→ **Dataset entries**
— BEGIN —

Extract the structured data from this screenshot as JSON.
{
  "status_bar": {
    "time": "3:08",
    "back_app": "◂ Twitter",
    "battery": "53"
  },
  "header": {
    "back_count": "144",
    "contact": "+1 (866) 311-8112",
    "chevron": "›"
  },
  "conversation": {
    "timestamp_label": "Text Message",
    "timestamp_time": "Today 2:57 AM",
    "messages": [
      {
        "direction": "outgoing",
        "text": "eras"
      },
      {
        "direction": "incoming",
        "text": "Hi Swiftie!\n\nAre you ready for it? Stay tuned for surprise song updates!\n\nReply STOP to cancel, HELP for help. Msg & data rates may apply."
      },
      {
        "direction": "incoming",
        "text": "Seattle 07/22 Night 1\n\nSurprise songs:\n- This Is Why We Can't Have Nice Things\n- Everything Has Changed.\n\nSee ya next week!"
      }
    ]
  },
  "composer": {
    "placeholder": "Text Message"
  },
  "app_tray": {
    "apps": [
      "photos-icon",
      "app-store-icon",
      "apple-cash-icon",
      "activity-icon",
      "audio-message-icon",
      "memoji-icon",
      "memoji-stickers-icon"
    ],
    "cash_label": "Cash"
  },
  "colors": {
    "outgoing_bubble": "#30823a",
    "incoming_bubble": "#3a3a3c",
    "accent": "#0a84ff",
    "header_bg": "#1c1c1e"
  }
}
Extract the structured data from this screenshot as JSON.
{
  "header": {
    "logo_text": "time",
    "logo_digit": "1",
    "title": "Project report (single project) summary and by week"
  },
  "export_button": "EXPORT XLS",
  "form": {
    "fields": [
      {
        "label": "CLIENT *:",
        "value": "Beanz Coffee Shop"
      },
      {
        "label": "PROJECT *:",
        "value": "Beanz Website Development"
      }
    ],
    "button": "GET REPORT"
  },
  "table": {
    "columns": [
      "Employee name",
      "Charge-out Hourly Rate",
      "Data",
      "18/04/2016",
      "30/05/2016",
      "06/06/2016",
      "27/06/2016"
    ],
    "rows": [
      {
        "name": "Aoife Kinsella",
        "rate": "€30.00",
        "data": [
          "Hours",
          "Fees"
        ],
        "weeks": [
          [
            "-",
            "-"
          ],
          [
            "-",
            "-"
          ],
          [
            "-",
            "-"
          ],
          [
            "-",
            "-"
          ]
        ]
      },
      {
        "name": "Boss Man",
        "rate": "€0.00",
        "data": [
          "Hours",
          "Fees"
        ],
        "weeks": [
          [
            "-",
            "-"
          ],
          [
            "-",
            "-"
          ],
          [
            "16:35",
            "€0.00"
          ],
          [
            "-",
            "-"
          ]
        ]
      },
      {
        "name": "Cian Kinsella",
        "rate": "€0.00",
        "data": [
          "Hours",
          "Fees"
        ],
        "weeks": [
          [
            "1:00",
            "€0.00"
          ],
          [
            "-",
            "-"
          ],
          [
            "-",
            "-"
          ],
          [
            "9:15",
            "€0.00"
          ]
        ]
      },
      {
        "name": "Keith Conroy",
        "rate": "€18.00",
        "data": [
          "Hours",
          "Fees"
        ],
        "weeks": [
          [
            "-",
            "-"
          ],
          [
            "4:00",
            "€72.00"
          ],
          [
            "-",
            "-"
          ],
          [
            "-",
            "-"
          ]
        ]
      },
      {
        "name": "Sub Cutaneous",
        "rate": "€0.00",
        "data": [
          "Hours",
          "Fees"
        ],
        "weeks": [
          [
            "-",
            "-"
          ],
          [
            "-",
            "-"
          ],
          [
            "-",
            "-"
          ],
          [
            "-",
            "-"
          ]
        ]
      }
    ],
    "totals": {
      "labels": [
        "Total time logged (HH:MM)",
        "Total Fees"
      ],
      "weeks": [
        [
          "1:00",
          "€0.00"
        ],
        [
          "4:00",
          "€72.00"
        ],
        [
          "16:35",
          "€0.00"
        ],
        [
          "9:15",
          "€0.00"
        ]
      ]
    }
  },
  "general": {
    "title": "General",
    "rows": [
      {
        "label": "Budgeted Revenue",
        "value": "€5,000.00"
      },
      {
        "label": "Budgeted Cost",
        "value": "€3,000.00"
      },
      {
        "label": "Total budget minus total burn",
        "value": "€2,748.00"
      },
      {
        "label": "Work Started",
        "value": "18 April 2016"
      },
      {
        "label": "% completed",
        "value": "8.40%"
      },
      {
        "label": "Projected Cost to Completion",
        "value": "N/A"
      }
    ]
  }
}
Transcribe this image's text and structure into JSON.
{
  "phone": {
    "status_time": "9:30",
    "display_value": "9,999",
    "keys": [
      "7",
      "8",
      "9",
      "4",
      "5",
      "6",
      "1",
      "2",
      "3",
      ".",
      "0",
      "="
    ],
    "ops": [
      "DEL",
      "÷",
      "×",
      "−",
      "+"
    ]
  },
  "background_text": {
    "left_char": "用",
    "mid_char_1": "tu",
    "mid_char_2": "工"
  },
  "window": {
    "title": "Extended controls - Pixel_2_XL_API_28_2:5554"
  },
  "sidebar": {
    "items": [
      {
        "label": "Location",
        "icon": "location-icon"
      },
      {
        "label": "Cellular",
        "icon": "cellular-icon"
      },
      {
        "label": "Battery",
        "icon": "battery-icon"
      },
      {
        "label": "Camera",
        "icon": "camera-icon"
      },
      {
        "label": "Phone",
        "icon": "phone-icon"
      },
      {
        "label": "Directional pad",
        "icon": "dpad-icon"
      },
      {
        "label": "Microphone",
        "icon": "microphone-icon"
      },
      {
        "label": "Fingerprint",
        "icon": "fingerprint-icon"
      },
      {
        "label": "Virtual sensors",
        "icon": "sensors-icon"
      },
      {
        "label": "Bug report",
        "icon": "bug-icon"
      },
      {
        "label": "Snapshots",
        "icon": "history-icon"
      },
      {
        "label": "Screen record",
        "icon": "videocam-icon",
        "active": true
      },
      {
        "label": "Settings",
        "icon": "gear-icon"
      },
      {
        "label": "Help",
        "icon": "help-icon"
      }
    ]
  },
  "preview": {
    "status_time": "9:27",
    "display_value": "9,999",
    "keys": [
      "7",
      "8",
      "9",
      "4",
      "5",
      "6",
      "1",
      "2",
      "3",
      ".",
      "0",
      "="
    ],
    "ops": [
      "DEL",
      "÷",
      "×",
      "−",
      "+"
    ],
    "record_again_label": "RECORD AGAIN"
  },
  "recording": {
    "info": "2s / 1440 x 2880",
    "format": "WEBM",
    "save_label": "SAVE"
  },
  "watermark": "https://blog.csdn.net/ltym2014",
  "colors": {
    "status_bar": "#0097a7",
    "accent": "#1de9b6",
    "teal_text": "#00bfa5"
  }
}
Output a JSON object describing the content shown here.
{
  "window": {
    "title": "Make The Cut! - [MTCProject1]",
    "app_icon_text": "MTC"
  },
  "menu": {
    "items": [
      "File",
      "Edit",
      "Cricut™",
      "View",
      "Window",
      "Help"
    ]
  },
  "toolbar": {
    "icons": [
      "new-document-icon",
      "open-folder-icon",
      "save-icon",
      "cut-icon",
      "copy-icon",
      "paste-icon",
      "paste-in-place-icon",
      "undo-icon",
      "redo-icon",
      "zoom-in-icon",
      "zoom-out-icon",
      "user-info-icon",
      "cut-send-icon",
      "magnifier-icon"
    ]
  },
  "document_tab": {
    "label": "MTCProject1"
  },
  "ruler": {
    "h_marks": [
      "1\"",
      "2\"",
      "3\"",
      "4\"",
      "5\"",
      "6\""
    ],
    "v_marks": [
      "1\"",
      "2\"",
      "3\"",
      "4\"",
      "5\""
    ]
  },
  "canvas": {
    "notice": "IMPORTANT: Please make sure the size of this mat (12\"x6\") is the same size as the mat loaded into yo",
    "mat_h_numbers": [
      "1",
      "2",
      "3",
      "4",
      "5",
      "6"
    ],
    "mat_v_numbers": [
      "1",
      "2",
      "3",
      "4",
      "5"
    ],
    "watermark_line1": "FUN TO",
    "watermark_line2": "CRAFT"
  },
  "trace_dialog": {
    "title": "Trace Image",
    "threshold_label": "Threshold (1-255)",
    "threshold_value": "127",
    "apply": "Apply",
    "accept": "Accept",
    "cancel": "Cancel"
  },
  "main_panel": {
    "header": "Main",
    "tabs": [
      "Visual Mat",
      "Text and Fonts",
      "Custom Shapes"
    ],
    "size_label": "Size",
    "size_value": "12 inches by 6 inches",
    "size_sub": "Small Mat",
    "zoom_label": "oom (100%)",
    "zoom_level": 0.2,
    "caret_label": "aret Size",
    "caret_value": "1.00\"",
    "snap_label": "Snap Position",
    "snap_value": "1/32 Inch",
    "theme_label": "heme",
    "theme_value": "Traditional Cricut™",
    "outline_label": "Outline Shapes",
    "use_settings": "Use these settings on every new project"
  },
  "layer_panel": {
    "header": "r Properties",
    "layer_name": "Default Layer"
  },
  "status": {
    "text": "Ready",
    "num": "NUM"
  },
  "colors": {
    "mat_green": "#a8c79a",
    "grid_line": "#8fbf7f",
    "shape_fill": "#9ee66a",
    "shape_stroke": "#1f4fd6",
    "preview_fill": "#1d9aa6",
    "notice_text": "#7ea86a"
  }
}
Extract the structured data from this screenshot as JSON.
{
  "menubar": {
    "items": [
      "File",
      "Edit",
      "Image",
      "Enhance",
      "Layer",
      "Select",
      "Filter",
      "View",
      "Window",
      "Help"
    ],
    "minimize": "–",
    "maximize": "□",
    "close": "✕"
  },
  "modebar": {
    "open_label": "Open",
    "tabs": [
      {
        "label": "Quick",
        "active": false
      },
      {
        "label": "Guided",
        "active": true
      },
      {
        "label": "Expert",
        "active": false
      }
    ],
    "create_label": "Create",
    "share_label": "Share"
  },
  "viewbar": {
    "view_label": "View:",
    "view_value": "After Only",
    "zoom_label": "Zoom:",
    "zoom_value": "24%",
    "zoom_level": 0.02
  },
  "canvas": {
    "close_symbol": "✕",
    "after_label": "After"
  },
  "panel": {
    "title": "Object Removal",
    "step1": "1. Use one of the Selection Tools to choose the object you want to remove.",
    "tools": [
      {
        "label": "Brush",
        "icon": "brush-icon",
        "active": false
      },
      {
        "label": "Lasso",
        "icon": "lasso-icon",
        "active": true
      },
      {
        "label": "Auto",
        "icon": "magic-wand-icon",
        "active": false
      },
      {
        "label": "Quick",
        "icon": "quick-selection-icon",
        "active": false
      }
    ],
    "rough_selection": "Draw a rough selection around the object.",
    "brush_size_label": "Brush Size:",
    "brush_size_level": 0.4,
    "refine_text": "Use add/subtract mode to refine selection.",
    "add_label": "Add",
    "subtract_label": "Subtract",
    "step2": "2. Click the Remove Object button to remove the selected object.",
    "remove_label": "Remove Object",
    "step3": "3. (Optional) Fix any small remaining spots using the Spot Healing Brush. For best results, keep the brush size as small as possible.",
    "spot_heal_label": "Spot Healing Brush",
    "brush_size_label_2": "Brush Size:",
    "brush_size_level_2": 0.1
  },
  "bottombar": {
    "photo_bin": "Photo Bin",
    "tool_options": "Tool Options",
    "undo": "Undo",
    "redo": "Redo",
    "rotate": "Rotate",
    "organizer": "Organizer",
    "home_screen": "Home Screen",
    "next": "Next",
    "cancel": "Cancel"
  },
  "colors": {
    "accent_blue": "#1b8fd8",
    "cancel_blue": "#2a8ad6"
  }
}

— END —

Scan the entries above and work out how many lines include the word "Cricut"; the reply is that number alone.

2